§ Given instruction:
Make a tally of the lines in the records that include the string "края", and give only that number.

**** Raw data

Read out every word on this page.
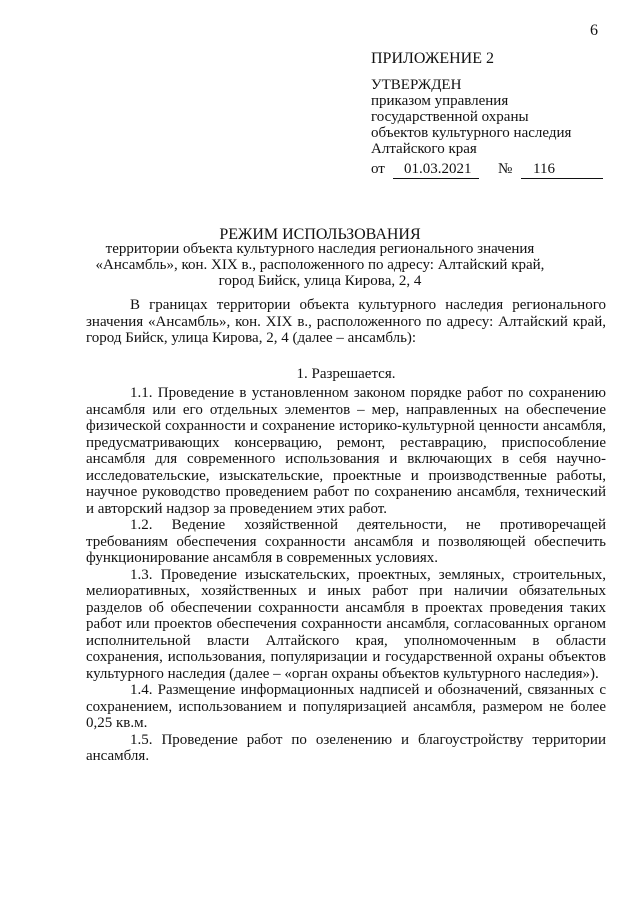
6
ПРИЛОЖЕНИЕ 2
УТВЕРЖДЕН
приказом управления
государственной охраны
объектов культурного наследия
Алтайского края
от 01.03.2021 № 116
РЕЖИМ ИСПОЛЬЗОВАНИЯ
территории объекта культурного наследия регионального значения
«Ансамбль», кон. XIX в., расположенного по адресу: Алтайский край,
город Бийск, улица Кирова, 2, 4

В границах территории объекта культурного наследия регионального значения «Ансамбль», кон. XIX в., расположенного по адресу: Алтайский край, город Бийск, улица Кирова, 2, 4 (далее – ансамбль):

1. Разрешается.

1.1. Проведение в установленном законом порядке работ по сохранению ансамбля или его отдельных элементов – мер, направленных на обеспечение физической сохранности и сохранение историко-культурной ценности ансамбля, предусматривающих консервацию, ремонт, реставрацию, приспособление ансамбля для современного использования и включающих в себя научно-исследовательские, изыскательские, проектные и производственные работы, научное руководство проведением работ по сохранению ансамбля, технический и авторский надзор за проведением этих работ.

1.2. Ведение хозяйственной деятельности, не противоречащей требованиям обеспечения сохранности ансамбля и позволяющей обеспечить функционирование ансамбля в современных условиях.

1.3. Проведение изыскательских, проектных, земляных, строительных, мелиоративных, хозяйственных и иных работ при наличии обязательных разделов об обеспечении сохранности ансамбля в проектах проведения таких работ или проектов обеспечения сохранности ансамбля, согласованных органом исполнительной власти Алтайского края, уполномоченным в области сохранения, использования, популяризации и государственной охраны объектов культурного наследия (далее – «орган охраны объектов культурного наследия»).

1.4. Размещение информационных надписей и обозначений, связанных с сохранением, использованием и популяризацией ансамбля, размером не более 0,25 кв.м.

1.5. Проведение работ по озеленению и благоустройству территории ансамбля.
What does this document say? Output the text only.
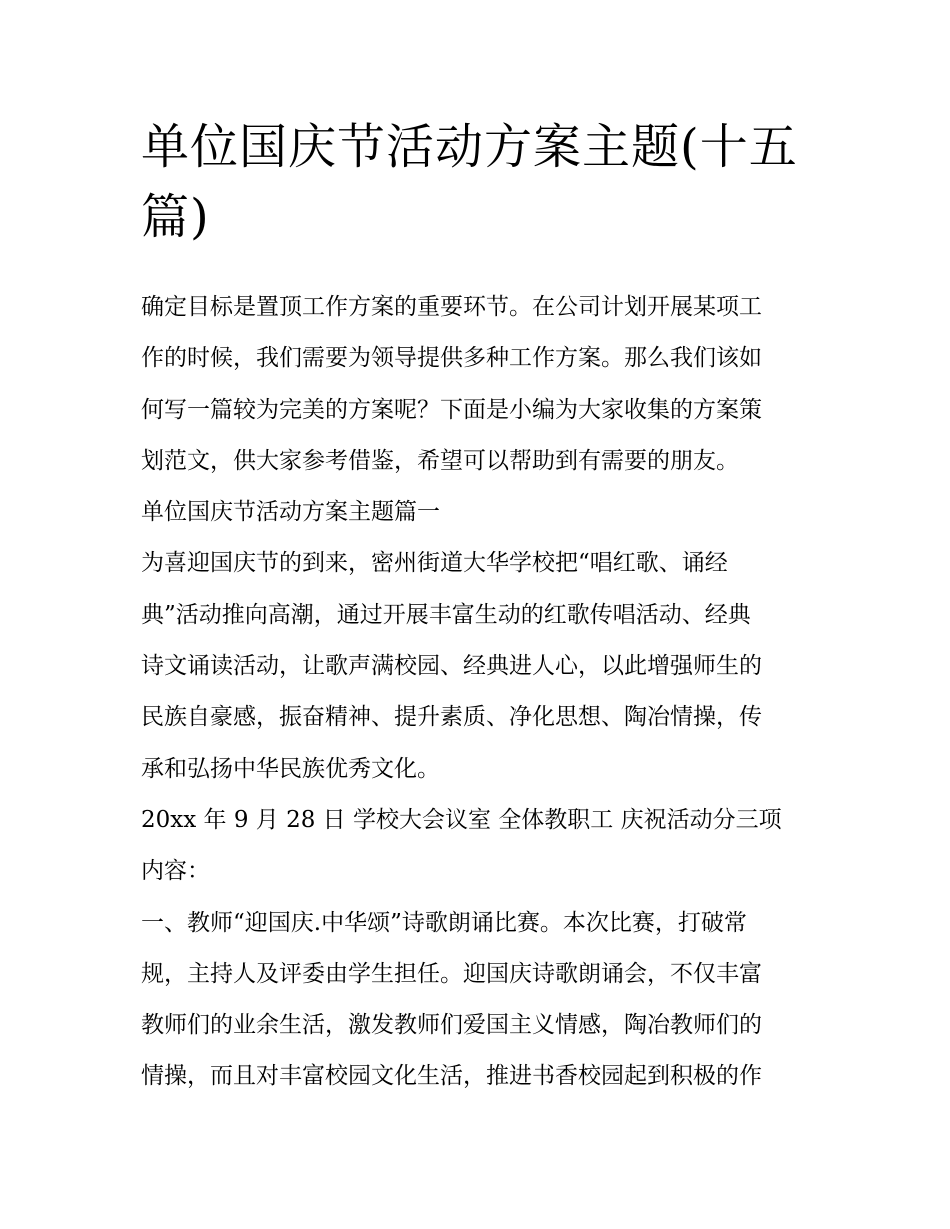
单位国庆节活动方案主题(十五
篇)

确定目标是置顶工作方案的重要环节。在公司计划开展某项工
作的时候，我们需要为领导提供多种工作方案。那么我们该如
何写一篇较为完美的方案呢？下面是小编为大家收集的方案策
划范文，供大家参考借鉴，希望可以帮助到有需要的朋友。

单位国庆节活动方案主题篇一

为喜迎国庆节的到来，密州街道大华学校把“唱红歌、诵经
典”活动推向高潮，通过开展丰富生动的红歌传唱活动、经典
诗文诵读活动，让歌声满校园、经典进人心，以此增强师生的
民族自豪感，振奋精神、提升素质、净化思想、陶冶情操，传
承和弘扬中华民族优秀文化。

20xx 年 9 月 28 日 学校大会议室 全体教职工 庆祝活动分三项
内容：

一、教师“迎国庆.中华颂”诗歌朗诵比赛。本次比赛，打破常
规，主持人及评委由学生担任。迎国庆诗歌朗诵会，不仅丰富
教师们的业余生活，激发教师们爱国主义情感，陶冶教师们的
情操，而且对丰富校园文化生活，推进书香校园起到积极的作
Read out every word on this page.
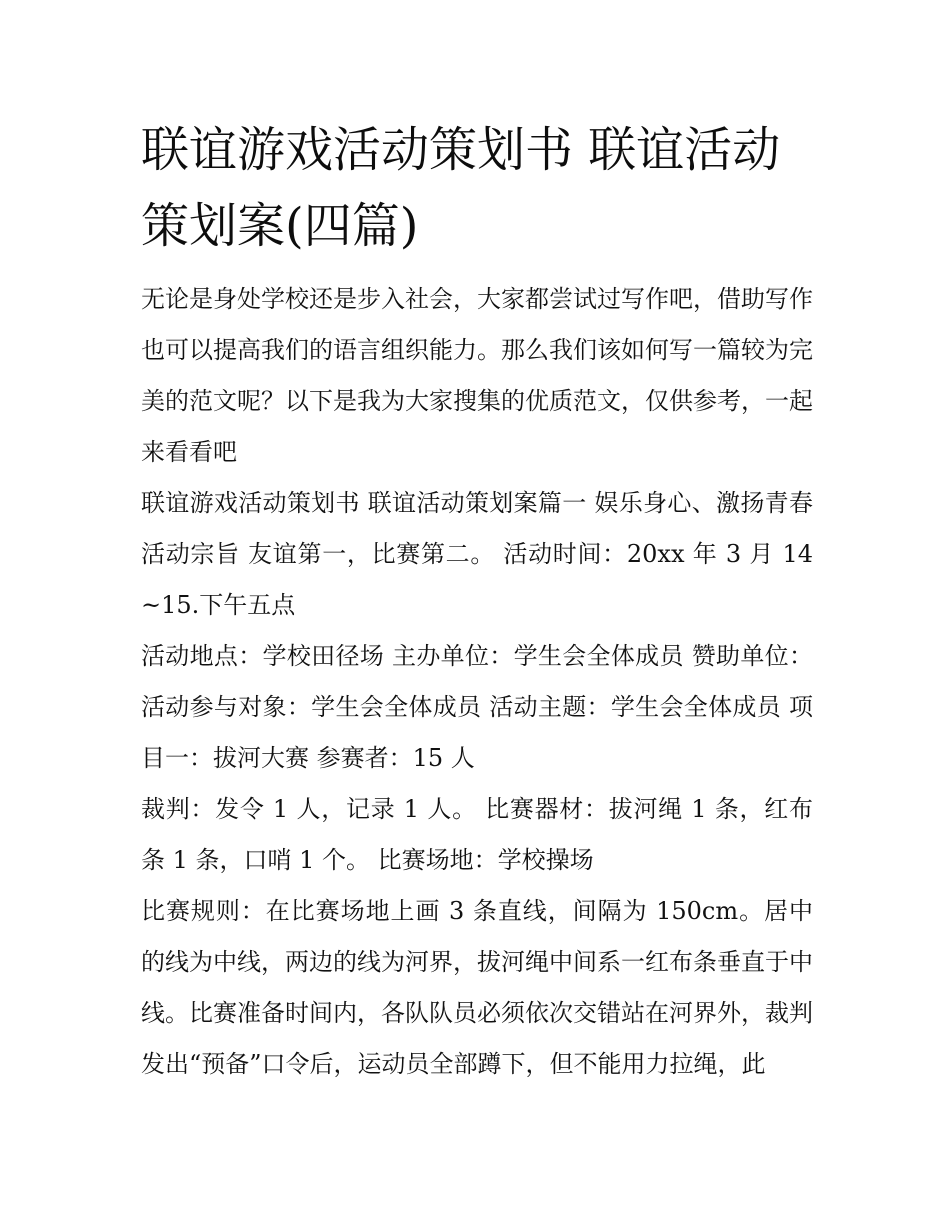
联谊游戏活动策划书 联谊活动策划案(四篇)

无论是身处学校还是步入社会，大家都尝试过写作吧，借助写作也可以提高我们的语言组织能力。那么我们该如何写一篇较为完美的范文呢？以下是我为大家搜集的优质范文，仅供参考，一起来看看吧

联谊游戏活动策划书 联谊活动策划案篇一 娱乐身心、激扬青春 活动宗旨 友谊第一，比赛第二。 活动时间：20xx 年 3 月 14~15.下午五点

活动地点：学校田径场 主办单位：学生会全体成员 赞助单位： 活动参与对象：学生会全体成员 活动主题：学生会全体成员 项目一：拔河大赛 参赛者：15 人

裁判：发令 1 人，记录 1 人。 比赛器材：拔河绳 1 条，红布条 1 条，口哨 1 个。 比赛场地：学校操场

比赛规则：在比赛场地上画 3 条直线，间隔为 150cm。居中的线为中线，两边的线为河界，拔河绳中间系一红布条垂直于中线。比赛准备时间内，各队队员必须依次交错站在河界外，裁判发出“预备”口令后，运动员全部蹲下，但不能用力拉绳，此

********

§ The result:
2